▶ _Task prompt_: Using the data below, copy each line that includes the word "details".

▶ _Material for this task_:
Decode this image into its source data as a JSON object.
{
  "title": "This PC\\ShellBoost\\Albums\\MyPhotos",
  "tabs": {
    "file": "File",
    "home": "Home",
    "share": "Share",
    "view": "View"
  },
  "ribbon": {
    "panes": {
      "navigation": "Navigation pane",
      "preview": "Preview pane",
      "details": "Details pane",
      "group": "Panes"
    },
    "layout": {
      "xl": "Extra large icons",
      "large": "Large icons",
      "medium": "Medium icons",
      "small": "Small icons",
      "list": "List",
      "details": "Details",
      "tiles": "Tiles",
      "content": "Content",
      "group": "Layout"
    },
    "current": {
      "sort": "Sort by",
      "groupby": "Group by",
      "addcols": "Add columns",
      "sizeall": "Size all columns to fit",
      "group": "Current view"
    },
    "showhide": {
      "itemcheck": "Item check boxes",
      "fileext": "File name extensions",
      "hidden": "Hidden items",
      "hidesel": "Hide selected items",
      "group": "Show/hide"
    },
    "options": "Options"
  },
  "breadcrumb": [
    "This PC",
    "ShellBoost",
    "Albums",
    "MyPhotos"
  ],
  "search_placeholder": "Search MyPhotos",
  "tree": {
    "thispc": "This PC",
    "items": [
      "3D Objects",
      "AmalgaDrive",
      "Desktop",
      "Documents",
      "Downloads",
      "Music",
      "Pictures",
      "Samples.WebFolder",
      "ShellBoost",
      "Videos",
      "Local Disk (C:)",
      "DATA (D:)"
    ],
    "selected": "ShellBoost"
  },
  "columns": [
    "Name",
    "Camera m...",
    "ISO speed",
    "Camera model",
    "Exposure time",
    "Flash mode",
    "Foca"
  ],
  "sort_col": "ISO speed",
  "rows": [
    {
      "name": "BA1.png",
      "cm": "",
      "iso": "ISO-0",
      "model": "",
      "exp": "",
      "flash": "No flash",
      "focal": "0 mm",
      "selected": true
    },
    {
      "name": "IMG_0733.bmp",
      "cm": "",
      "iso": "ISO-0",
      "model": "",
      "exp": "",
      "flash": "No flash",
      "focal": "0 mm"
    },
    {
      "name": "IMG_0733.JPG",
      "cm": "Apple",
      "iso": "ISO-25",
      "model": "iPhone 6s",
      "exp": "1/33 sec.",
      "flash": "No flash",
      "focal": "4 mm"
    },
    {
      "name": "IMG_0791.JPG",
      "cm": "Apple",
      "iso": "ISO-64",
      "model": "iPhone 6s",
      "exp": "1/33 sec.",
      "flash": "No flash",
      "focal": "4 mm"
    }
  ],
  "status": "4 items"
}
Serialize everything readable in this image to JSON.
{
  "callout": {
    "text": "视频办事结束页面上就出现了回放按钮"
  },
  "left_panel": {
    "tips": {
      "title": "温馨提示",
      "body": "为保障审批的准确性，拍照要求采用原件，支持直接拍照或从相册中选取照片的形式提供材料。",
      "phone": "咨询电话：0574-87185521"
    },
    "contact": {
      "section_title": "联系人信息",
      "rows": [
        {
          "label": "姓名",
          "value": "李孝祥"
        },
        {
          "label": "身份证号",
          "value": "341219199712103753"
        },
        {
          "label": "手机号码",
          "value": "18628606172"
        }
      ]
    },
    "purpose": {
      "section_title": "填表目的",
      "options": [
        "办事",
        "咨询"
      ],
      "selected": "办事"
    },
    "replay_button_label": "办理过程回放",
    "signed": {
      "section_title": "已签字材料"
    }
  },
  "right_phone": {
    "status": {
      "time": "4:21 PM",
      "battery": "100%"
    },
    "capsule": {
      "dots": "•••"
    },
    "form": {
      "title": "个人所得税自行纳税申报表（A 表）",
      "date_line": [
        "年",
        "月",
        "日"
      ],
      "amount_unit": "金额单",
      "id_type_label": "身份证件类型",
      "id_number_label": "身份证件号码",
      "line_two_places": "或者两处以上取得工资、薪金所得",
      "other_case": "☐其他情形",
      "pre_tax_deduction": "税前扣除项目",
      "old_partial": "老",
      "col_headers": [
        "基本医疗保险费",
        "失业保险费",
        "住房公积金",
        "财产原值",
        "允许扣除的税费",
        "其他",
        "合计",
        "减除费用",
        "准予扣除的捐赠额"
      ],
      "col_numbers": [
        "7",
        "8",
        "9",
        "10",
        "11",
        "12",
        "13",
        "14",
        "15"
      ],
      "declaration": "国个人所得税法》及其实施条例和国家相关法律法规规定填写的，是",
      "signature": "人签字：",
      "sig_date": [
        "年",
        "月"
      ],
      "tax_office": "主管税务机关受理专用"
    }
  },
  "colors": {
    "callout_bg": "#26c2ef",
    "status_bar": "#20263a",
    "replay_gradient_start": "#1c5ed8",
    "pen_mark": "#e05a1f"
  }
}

...

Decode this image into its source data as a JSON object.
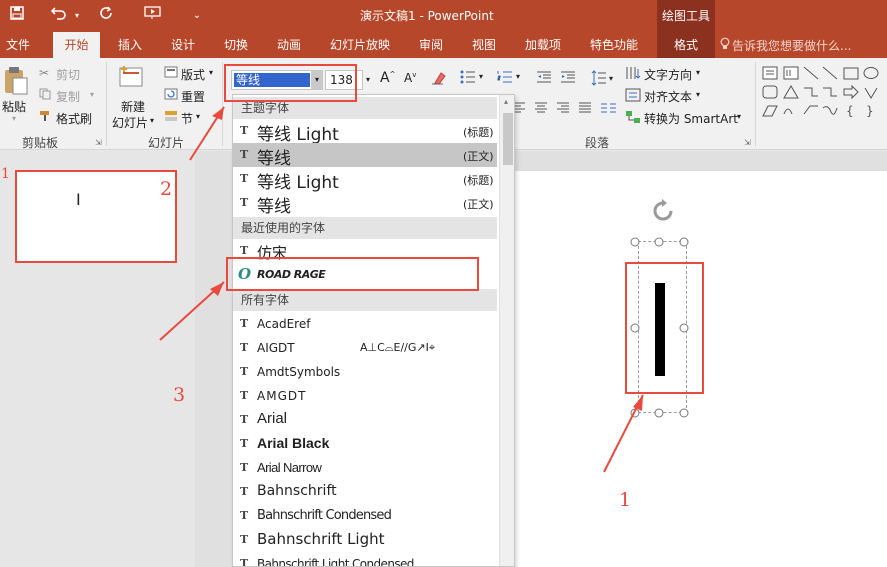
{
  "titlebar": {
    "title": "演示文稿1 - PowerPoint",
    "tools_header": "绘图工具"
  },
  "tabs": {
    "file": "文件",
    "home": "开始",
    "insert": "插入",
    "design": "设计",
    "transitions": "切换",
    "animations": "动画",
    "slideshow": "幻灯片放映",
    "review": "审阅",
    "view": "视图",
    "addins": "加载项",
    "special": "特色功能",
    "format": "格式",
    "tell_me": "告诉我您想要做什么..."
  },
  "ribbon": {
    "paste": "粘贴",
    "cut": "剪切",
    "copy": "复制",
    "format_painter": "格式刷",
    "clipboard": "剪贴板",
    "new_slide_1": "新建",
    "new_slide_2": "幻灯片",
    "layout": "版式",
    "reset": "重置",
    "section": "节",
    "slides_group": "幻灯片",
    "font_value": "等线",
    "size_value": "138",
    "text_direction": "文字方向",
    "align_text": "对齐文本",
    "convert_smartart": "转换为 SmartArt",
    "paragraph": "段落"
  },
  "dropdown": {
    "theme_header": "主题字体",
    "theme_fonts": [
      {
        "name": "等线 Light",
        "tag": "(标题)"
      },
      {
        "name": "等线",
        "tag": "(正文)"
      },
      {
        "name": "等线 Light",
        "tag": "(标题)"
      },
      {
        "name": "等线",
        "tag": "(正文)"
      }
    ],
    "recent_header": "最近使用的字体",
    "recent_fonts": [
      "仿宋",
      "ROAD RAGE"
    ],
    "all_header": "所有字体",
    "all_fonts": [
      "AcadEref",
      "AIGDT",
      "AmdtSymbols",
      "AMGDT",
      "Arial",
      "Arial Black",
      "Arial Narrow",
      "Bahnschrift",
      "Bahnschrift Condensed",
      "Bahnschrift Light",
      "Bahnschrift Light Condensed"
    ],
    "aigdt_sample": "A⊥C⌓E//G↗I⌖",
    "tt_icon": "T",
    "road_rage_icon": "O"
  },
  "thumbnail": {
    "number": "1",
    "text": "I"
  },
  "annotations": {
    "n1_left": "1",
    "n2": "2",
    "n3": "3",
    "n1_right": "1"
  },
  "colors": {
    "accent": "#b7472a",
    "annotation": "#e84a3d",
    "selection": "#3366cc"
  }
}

---

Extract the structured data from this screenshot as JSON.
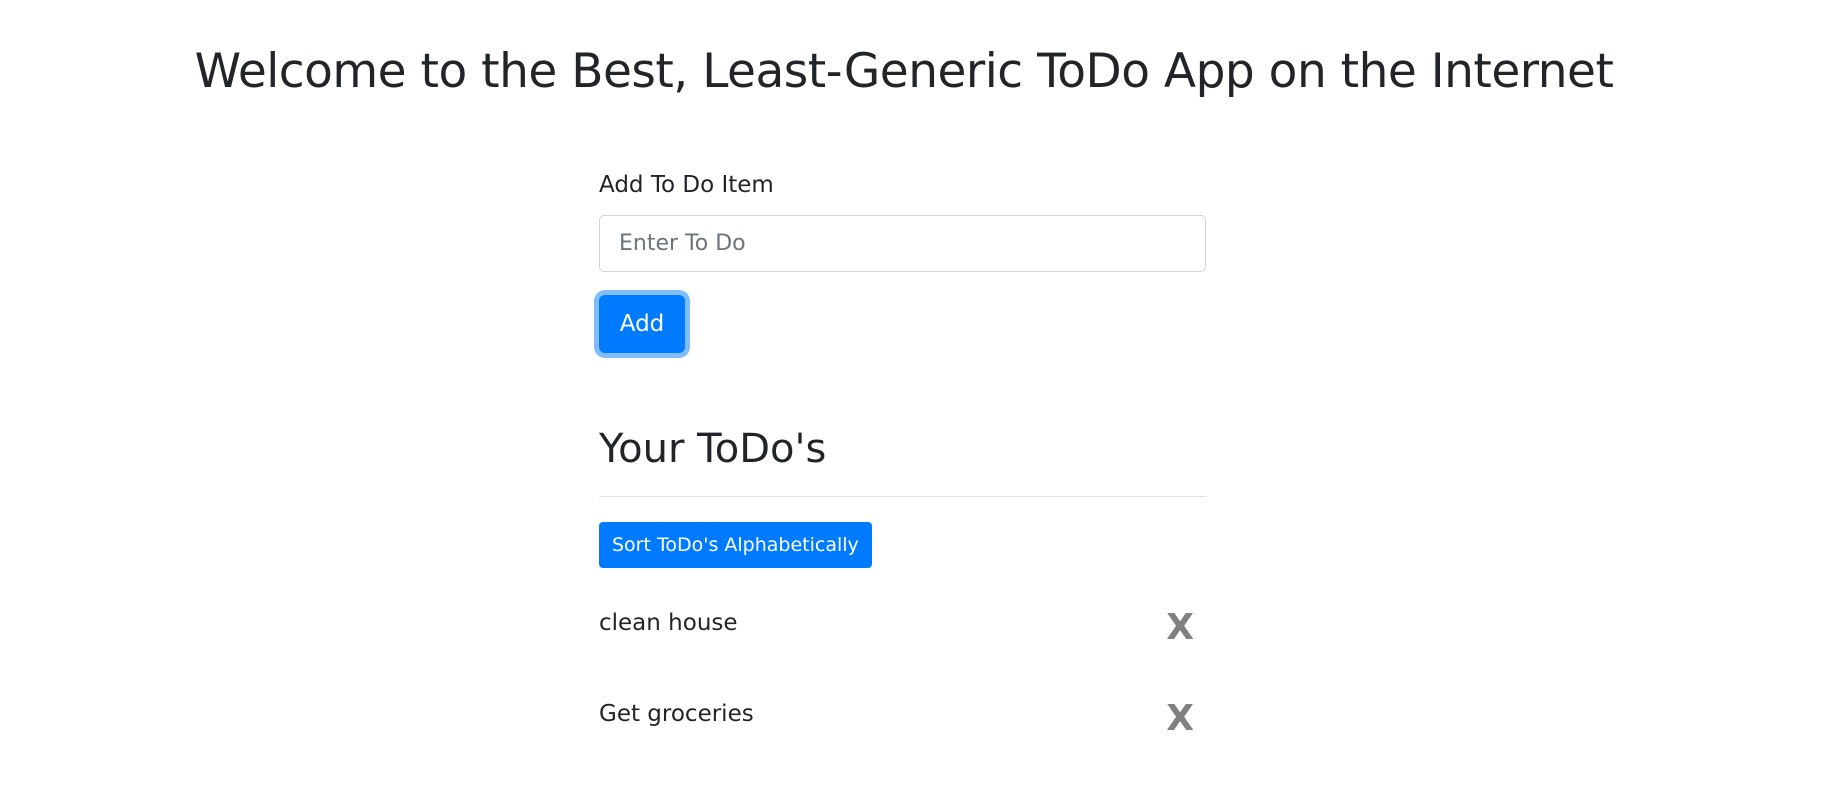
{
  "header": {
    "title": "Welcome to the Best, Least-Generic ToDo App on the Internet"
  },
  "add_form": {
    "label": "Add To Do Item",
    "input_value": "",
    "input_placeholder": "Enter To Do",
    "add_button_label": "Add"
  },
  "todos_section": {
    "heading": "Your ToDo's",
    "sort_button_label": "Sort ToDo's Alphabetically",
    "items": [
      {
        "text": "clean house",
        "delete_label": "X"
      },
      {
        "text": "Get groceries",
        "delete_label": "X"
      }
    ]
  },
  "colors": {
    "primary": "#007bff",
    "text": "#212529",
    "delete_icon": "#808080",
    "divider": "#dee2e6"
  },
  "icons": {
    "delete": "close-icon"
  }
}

▶ _The completed task_:
      "details": "Details pane",
      "details": "Details",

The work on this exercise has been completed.